MATERIALS PROVIDED:
______________________________

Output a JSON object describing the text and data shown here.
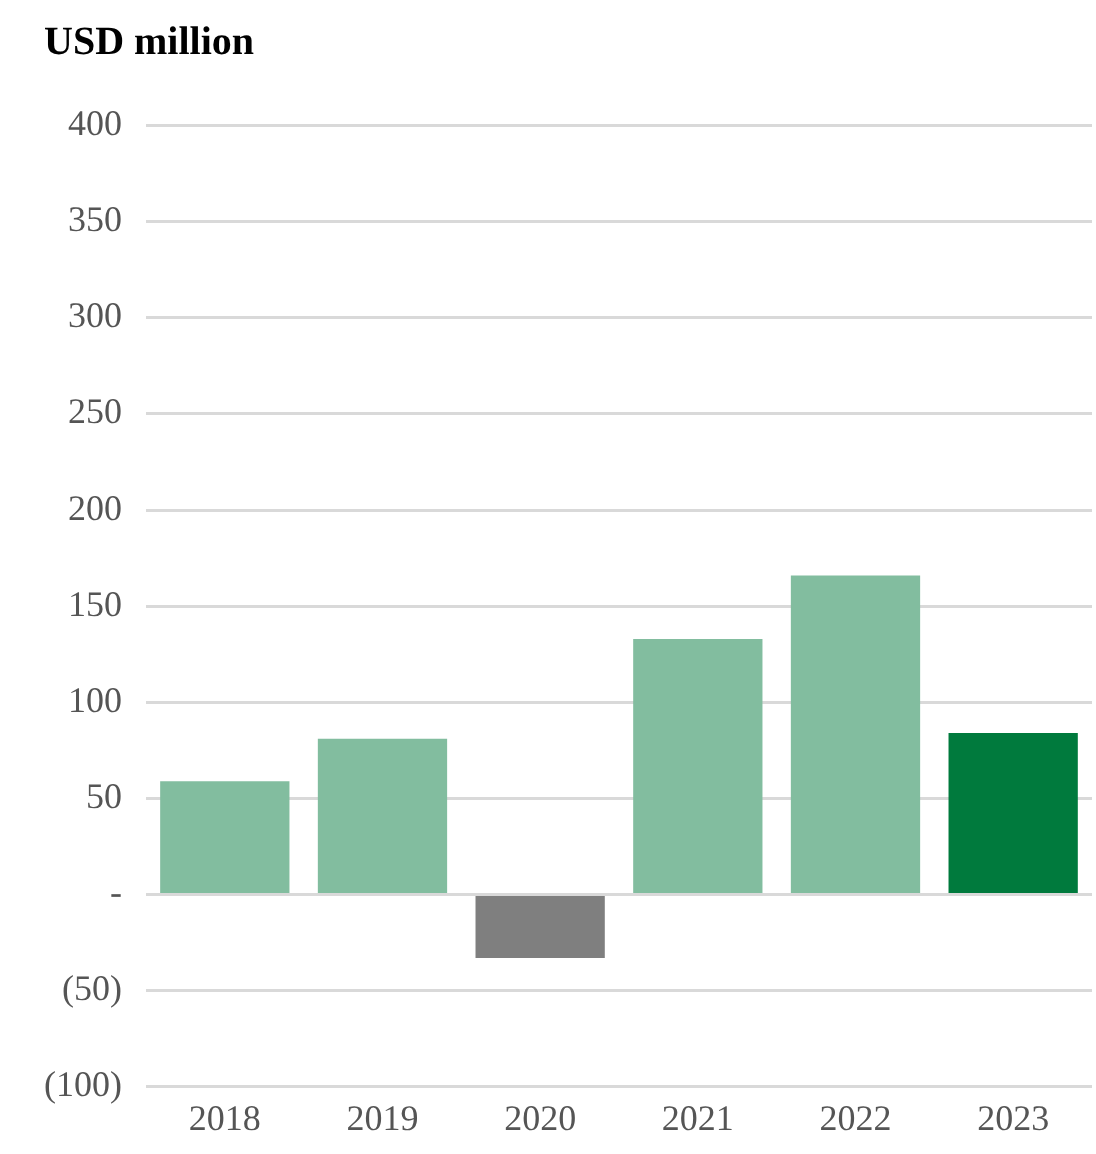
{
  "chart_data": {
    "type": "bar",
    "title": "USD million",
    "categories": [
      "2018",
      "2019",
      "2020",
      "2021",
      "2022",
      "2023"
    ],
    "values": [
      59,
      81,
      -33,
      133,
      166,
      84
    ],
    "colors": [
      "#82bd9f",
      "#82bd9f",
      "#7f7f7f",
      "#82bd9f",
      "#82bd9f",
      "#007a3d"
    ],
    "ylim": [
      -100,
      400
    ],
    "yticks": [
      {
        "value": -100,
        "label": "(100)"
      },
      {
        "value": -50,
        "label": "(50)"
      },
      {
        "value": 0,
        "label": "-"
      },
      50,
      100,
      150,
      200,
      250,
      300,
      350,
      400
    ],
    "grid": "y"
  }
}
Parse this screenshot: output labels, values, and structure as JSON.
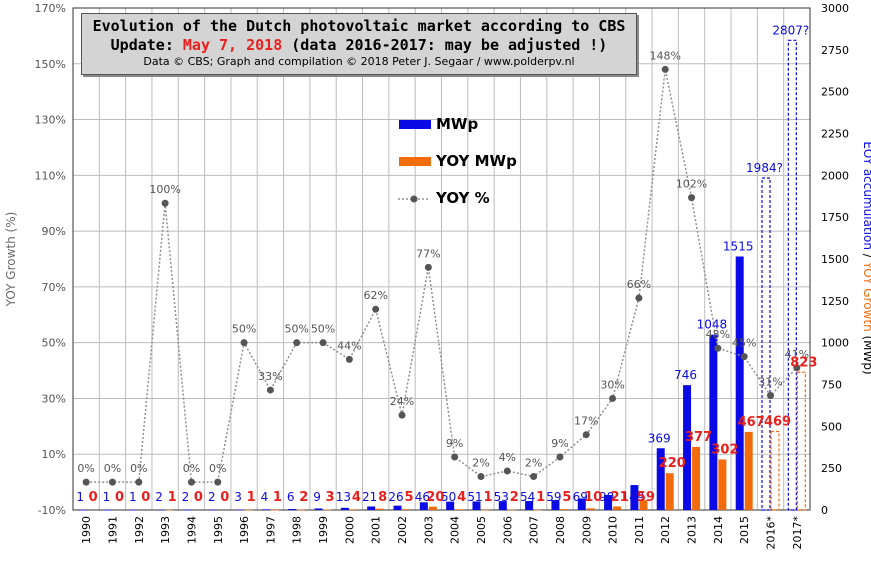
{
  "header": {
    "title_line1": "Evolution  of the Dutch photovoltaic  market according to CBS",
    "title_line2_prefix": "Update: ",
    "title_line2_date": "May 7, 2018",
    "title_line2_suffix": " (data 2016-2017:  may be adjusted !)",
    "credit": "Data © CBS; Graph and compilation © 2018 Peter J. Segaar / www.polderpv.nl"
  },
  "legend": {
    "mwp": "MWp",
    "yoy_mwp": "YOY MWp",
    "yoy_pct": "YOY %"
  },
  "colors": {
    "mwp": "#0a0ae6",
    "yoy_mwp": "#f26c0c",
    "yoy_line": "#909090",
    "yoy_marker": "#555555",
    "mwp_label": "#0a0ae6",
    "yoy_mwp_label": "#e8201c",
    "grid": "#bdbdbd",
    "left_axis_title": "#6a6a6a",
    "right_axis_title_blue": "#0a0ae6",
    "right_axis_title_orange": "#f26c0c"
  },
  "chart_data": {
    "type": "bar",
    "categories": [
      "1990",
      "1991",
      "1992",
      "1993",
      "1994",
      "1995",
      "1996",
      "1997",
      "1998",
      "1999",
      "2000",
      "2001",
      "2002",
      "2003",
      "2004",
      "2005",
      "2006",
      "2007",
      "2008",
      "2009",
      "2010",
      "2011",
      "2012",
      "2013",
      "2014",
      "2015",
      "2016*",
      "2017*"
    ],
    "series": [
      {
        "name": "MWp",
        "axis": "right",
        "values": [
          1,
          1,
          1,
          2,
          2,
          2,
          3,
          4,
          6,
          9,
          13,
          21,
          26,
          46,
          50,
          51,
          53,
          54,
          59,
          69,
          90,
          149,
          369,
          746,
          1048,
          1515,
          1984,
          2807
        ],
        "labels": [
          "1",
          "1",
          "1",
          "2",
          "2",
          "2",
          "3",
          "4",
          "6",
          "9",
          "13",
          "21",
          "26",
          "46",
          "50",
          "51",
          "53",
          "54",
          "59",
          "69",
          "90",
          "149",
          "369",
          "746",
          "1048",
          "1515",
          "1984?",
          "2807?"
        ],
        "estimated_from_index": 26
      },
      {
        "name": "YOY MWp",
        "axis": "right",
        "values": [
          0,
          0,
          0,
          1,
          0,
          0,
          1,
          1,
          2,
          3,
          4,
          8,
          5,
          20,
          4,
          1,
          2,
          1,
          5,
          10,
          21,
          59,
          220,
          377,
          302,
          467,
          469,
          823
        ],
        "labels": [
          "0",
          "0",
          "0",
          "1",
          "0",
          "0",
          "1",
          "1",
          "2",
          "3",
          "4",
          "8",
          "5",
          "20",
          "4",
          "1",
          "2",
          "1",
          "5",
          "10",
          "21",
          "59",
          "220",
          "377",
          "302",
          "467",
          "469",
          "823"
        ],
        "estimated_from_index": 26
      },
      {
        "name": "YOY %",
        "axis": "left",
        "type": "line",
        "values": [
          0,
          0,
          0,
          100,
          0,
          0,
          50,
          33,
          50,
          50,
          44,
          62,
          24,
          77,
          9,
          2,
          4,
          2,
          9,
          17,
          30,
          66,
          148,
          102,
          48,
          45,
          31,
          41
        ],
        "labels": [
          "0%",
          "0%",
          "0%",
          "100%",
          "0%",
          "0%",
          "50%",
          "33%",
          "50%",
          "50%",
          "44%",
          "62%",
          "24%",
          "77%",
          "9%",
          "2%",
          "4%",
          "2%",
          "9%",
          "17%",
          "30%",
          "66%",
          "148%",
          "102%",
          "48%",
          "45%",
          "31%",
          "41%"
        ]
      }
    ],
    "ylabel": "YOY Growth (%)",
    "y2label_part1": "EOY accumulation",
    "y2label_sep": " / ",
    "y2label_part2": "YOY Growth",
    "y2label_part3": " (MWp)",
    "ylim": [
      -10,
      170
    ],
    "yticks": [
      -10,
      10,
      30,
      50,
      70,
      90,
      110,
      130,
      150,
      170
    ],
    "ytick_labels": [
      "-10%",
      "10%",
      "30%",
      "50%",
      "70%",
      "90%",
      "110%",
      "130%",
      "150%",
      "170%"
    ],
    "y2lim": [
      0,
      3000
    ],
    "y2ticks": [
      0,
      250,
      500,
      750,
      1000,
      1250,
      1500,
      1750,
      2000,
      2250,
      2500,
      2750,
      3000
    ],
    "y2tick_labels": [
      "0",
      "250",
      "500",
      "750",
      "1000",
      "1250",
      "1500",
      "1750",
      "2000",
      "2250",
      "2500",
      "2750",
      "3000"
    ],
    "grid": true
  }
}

______________________________

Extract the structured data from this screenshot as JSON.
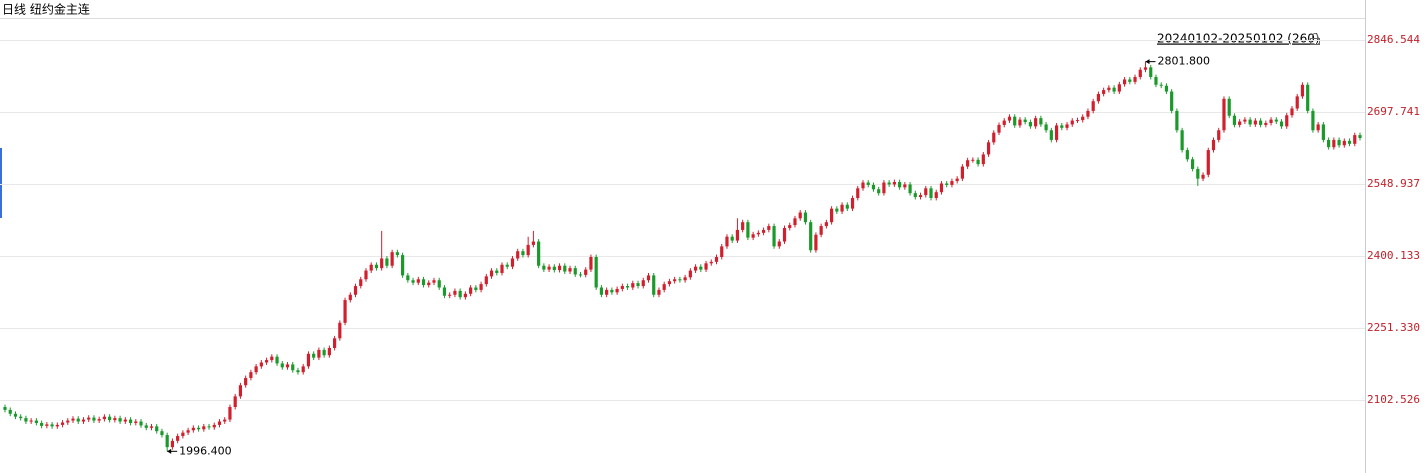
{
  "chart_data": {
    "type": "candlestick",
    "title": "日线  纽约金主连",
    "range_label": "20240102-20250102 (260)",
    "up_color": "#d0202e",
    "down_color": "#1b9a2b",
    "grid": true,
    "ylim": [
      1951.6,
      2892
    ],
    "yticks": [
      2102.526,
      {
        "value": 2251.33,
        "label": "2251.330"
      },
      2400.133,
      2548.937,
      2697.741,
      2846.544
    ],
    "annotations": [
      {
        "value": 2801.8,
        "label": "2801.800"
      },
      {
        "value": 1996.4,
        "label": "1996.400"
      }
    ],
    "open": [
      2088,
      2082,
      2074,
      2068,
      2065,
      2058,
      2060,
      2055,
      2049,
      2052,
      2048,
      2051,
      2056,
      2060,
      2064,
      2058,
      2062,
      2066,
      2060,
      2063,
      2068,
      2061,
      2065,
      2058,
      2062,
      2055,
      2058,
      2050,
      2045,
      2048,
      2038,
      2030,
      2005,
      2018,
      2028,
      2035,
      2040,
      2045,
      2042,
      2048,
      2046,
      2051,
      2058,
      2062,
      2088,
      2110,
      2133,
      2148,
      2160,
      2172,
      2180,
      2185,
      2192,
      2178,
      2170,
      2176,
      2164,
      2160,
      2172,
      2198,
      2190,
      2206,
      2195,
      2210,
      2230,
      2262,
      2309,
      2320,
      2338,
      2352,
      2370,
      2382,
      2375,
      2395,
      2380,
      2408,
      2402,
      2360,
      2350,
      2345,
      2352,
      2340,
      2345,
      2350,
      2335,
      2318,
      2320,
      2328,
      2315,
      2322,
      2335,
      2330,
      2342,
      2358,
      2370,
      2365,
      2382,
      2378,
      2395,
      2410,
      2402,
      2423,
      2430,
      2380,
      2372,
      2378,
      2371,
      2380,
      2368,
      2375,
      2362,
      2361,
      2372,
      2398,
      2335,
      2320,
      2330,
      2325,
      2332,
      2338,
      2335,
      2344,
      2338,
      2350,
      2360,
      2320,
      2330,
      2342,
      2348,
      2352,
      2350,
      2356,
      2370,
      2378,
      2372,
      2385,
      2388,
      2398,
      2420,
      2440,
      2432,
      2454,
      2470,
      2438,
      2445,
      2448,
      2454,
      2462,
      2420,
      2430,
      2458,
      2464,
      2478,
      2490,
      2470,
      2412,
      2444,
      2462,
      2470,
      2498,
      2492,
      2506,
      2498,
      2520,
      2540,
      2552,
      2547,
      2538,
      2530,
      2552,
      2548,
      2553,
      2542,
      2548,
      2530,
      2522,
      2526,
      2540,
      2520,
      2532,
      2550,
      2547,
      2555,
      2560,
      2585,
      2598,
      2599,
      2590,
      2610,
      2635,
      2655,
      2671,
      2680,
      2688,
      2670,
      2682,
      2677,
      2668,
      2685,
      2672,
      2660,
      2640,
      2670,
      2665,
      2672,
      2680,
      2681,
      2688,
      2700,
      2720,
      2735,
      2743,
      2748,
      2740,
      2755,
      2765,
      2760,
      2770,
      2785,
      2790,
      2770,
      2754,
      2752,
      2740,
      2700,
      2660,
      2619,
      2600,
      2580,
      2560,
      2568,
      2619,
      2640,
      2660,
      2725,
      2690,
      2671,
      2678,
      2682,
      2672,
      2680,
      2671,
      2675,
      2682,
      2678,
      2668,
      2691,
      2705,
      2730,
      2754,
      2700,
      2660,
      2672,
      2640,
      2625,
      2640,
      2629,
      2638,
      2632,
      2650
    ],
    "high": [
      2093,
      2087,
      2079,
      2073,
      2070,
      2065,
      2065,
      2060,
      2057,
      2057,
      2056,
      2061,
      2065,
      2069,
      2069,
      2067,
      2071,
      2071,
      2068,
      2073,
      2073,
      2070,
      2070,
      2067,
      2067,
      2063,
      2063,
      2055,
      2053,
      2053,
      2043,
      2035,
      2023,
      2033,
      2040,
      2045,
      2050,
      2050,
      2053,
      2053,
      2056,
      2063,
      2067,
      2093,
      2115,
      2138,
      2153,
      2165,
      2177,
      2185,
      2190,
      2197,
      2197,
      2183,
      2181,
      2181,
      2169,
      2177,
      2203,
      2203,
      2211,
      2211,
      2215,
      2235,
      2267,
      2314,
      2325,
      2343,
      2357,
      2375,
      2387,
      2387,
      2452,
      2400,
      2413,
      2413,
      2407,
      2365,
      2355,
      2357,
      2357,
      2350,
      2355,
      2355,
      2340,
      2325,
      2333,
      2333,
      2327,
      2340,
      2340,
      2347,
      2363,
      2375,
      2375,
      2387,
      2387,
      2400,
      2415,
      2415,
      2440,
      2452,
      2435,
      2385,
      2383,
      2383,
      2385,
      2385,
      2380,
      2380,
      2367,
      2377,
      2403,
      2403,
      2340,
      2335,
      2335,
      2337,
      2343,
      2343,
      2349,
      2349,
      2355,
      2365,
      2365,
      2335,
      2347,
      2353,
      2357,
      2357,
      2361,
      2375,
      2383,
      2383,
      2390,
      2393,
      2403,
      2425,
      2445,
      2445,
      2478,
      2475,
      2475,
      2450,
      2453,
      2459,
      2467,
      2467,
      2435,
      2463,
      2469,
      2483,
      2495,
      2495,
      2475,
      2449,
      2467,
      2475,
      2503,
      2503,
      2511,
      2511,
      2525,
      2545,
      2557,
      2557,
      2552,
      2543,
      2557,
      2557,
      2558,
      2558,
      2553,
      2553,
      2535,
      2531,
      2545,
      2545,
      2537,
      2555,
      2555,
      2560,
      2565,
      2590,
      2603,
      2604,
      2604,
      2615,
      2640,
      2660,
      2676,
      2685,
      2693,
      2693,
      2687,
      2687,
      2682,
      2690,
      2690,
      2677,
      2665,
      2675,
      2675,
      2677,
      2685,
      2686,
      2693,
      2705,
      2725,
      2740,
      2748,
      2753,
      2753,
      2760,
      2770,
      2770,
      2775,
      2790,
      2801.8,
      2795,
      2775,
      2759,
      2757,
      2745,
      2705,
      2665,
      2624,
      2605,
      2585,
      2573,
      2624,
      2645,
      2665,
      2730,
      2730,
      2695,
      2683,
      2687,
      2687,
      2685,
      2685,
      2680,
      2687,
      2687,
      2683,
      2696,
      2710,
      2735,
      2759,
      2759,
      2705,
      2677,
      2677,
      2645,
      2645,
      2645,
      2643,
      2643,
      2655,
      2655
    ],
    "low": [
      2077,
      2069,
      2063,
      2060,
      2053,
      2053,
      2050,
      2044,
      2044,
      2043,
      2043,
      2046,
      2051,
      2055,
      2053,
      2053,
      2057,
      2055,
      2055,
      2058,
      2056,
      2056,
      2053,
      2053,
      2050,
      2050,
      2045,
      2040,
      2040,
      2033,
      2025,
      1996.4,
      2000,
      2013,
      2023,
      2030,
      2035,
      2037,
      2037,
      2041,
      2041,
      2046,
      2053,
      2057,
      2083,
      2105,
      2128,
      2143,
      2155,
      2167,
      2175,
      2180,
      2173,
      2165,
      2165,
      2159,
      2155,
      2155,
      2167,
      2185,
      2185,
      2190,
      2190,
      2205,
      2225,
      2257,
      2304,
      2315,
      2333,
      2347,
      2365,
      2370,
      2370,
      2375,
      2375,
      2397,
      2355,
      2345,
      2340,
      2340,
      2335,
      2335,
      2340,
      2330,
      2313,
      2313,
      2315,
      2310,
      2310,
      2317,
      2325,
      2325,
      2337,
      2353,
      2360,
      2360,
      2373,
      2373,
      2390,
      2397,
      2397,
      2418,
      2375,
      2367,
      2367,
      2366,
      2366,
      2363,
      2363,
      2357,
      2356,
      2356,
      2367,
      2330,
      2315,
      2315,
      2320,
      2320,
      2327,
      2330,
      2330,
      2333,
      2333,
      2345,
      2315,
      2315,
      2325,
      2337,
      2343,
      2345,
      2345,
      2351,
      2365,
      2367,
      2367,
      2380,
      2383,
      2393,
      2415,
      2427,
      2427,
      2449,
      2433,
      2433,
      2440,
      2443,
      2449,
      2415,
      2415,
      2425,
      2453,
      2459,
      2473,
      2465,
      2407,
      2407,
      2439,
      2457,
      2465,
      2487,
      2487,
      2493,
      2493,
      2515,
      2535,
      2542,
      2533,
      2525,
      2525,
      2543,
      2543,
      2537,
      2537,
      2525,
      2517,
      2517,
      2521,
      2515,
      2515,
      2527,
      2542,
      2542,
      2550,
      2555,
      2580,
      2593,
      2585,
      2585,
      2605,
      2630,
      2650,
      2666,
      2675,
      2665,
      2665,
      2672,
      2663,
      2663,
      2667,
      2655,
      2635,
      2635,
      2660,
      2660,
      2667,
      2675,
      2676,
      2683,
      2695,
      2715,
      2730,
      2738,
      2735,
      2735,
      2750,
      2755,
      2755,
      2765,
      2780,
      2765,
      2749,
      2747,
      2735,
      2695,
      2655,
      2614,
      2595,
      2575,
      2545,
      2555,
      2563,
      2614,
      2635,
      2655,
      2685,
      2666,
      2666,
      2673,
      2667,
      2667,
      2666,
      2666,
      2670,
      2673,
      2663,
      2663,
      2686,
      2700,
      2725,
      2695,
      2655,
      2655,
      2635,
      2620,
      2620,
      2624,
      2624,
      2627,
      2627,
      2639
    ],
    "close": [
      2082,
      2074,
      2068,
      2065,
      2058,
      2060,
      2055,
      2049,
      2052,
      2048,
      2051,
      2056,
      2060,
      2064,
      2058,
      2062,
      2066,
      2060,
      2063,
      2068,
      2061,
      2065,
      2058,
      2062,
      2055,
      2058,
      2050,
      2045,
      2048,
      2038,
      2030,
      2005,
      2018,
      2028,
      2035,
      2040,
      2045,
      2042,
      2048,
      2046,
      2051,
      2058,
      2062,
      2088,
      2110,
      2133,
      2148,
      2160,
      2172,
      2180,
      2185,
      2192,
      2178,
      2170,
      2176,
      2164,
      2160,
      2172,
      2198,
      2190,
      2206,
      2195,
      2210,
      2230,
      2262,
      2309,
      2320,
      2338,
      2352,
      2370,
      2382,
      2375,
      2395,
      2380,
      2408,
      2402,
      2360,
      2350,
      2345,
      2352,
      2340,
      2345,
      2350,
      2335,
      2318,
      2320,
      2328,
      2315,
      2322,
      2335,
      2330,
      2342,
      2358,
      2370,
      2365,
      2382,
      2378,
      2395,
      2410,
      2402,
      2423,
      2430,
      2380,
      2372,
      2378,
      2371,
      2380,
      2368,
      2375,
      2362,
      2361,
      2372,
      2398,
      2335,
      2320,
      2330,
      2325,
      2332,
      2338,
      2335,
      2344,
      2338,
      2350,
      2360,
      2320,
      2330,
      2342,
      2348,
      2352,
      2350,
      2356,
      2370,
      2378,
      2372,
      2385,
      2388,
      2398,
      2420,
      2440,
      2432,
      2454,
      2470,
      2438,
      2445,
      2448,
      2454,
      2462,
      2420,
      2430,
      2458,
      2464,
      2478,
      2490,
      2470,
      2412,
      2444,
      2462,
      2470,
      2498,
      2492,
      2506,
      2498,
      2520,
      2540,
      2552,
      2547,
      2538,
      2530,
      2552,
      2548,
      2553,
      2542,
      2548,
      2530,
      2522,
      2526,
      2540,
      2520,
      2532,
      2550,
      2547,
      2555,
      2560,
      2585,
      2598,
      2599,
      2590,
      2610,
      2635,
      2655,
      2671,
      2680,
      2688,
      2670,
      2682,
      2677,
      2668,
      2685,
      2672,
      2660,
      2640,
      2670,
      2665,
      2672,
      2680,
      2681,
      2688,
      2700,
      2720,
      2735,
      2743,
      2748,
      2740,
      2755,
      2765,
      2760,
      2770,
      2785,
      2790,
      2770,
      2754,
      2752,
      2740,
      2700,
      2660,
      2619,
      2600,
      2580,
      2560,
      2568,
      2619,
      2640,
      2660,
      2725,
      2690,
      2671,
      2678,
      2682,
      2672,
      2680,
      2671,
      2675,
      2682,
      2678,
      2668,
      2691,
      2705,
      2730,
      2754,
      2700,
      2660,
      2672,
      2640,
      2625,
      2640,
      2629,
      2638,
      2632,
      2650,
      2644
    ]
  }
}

______________________________

WHAT YOU ARE ASKED TO DO: Show all lines above holding "Growth".

SOLUTION FOR THIS PROBLEM:
    "ylabel": "YOY Growth (%)",
    "y2label_part2": "YOY Growth",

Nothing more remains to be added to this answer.